*EXERCISE DESCRIPTION*
Search the data below for the string "page". Extract every line that contains it.

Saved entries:
▼
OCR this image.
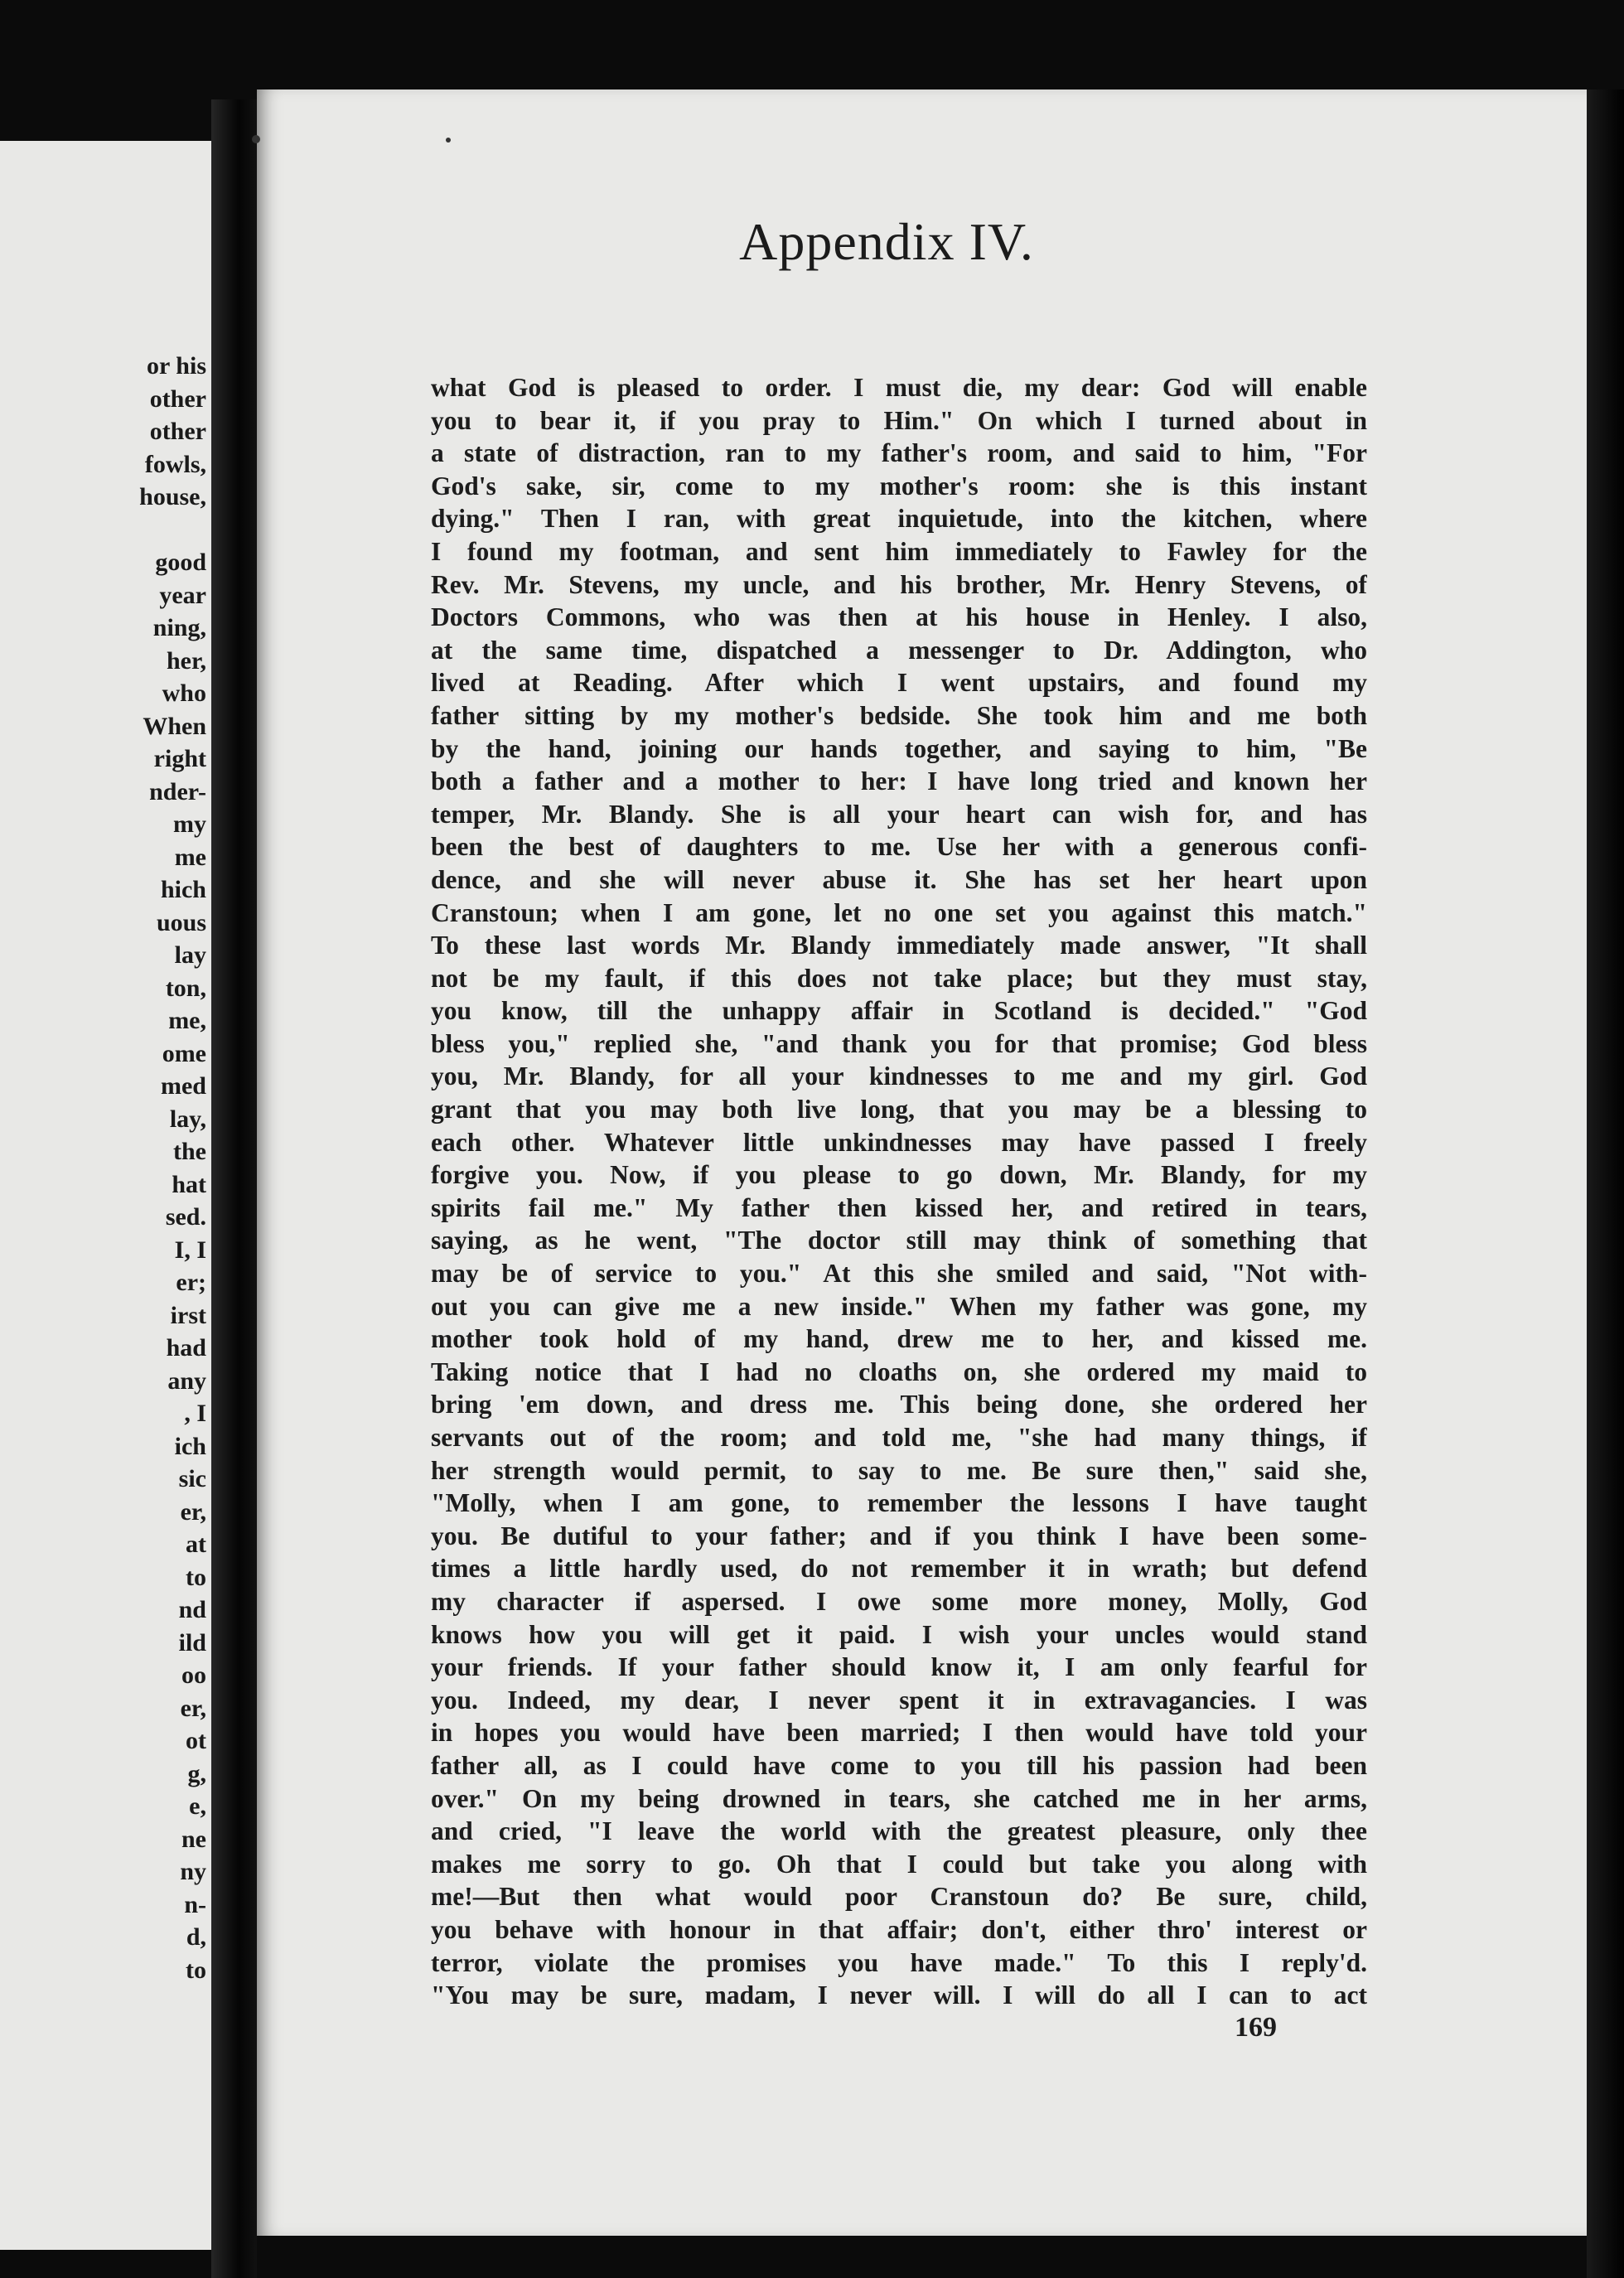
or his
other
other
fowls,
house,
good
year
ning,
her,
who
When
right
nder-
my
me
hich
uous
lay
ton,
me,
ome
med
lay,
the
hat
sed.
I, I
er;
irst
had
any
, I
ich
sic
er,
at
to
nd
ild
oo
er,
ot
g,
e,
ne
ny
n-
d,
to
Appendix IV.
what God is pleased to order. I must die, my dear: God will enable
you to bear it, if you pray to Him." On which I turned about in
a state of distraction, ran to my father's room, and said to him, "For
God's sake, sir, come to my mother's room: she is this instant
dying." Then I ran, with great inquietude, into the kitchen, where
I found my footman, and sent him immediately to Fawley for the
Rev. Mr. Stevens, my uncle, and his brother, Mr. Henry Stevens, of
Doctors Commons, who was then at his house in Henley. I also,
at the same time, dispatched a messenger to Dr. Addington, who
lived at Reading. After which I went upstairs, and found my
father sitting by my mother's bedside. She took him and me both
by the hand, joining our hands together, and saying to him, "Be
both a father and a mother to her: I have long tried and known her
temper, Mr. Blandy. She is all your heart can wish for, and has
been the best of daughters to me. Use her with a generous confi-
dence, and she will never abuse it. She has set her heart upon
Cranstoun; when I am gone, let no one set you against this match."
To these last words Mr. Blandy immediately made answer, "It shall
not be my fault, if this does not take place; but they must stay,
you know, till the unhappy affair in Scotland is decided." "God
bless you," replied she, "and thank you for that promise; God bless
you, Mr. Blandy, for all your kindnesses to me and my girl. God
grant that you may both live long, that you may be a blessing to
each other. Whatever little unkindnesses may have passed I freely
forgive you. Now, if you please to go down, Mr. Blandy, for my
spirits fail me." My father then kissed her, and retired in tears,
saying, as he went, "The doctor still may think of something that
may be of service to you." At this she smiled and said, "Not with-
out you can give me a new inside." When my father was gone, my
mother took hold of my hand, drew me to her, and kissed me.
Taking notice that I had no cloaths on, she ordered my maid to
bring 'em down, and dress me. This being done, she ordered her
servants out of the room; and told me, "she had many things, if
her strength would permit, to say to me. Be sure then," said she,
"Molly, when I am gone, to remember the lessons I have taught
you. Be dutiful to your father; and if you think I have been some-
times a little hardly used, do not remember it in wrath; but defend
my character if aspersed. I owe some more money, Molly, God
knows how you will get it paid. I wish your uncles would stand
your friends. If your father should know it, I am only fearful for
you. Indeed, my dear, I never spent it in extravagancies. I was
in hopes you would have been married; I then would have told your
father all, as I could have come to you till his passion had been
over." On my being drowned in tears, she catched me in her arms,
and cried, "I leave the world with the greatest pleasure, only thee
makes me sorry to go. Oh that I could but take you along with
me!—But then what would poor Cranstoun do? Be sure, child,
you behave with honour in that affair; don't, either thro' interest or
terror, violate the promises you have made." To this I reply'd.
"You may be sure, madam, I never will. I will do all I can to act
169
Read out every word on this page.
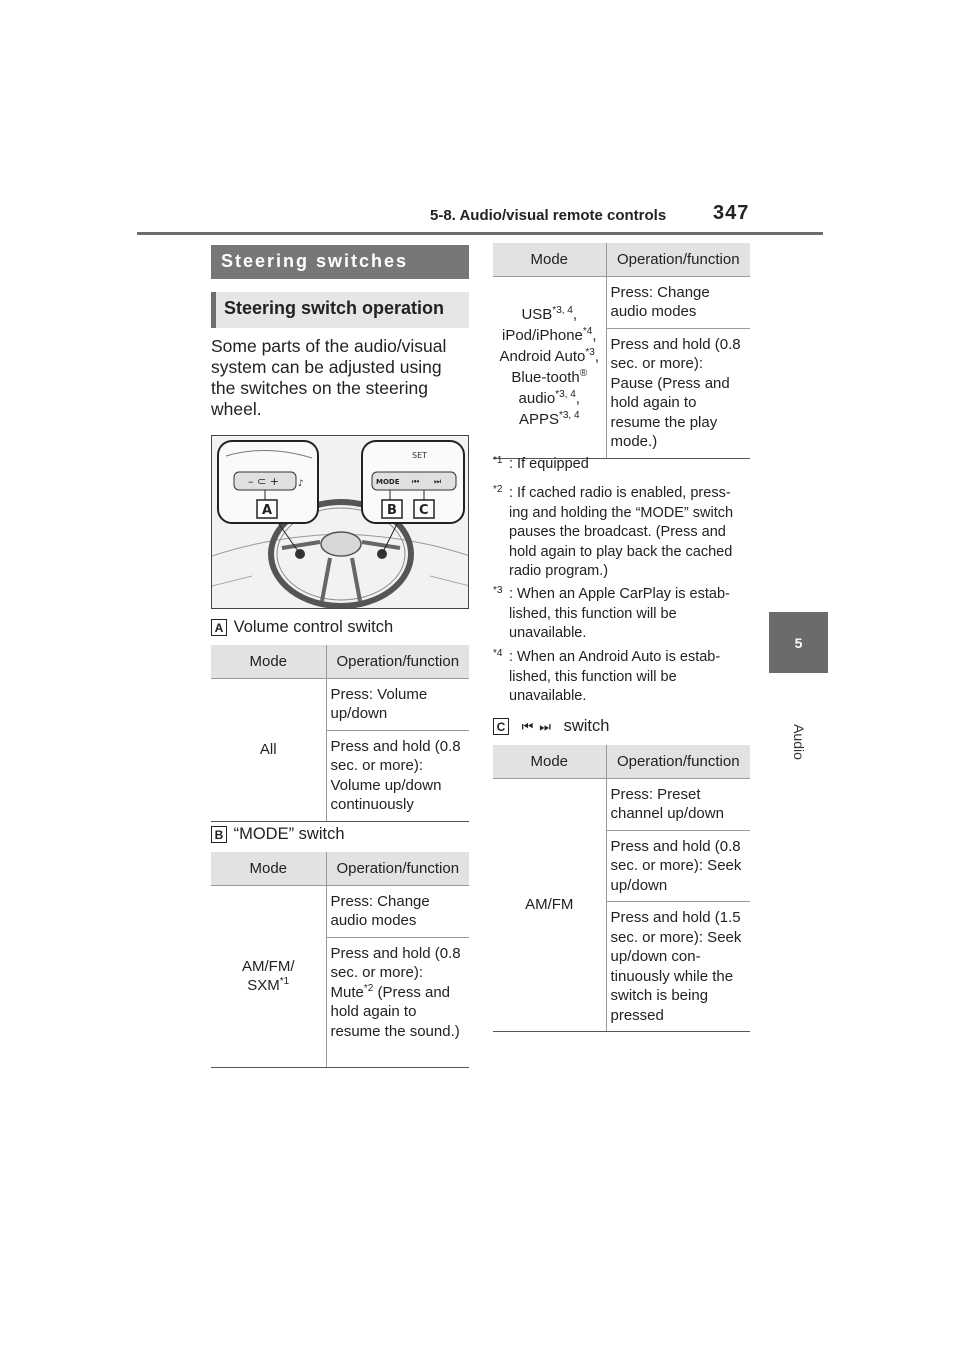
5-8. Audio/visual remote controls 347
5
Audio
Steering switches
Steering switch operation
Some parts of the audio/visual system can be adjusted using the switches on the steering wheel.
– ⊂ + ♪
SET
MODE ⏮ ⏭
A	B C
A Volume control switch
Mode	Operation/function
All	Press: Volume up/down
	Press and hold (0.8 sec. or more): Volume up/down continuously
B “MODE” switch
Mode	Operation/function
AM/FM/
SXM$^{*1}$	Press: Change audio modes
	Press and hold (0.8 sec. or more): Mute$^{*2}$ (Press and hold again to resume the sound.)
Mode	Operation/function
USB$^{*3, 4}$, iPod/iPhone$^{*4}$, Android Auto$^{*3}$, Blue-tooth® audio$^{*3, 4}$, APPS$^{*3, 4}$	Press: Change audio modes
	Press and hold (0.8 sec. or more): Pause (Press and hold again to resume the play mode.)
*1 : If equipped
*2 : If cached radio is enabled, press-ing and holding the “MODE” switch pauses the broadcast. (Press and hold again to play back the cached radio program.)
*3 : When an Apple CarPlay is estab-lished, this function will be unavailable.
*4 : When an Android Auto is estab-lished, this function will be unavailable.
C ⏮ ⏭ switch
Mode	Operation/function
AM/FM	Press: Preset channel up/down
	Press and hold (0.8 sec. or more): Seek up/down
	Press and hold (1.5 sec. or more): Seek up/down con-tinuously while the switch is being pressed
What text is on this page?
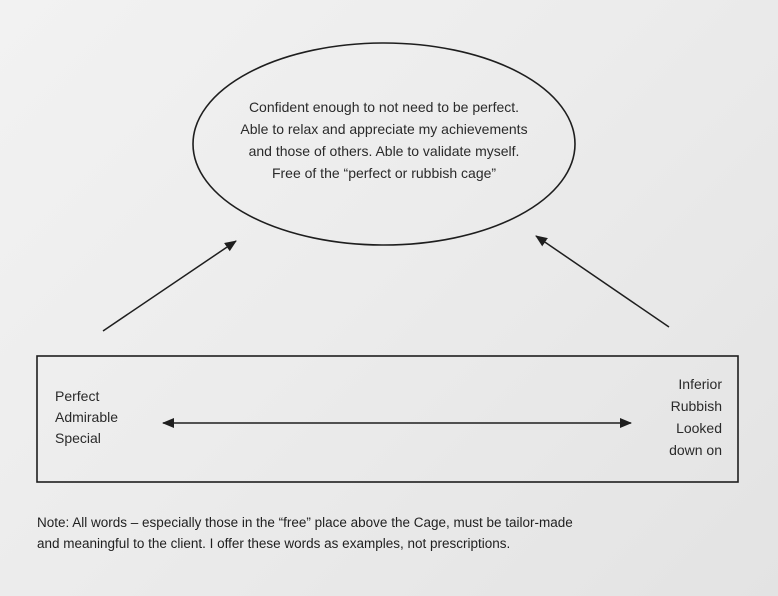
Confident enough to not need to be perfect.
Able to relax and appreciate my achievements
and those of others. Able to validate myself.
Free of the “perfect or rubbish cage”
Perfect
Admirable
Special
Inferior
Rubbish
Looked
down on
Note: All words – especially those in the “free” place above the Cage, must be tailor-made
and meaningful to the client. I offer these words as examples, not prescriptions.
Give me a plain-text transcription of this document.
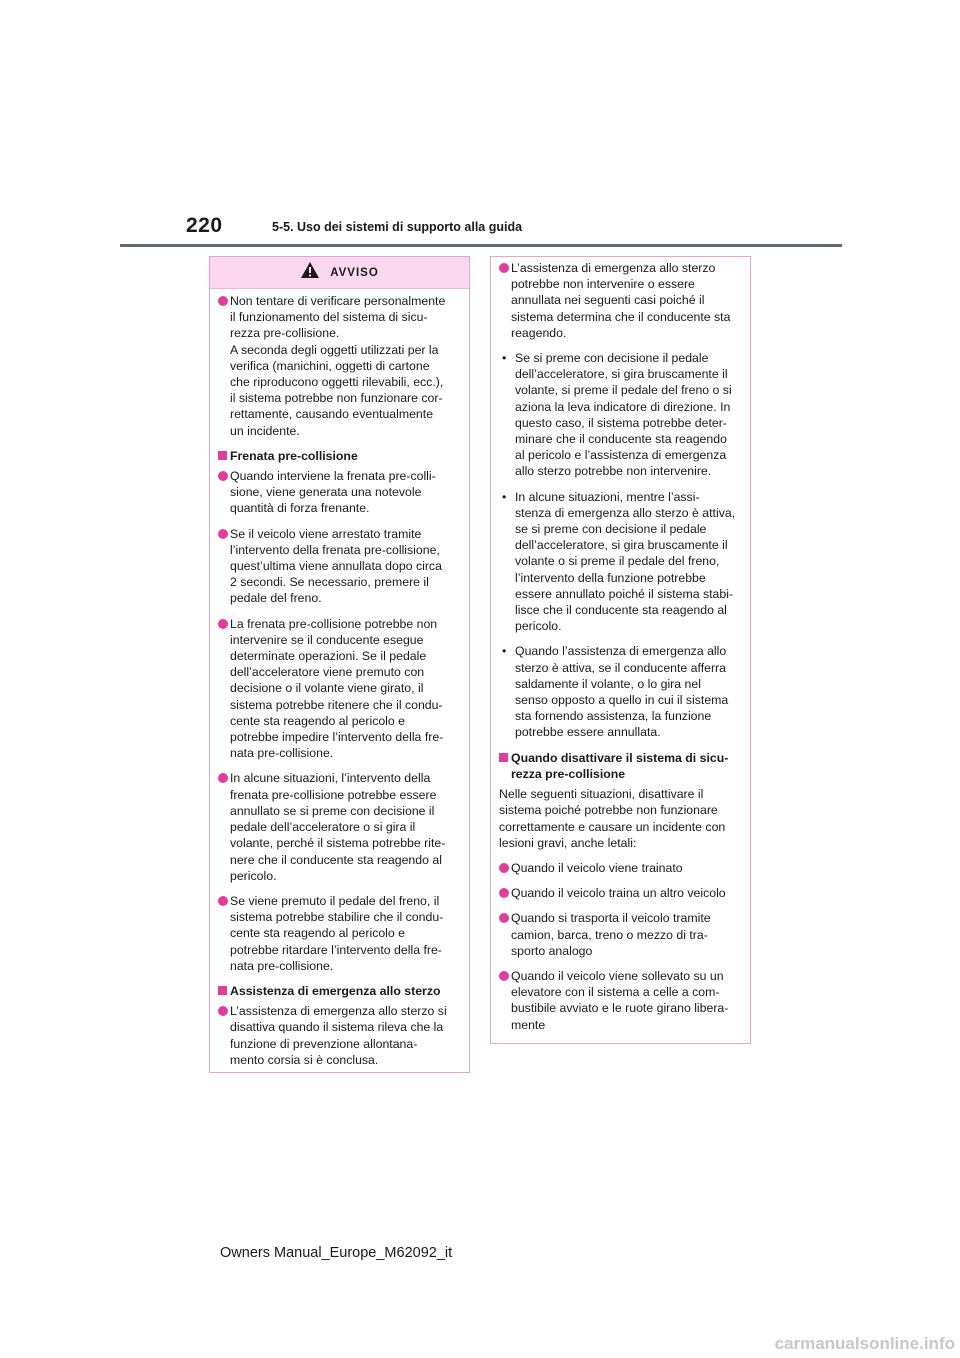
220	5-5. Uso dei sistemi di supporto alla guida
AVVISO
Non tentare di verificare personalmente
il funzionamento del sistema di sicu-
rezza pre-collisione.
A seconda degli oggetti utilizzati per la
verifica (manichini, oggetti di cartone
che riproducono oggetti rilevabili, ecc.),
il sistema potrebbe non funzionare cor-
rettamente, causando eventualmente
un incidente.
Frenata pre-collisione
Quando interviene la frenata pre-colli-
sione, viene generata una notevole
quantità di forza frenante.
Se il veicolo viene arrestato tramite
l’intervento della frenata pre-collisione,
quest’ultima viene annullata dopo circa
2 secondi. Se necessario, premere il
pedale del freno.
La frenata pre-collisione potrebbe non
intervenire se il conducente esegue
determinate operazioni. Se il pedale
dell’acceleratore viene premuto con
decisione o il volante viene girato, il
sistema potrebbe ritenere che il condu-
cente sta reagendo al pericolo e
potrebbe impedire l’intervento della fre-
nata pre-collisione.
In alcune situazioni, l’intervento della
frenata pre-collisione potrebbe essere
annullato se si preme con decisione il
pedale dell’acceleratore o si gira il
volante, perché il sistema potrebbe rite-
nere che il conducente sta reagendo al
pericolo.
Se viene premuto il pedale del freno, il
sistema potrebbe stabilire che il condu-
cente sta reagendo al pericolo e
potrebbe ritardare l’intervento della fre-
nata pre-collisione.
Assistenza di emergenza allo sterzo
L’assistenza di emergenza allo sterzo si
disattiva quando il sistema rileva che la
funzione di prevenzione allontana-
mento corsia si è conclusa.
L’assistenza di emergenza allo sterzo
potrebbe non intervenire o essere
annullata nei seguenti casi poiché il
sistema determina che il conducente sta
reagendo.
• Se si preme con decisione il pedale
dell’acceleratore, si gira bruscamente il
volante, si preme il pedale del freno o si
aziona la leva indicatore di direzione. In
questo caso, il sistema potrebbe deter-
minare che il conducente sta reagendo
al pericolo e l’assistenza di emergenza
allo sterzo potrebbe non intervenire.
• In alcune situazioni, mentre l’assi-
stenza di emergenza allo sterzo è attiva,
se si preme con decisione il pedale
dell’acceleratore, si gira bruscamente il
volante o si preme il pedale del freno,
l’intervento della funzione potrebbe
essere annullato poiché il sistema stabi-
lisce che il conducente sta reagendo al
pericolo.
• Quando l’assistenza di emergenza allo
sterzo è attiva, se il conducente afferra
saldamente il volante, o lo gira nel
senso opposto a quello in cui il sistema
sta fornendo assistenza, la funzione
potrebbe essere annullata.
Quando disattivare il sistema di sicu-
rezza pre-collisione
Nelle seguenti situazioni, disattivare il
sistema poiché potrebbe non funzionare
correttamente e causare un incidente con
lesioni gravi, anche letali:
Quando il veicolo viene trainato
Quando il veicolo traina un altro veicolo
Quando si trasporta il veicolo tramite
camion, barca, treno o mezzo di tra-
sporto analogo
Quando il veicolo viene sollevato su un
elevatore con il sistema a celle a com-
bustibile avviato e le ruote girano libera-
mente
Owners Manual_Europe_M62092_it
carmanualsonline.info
▲
*WRITTEN SOLUTION*
Read out every word on this page.
What text is on this page?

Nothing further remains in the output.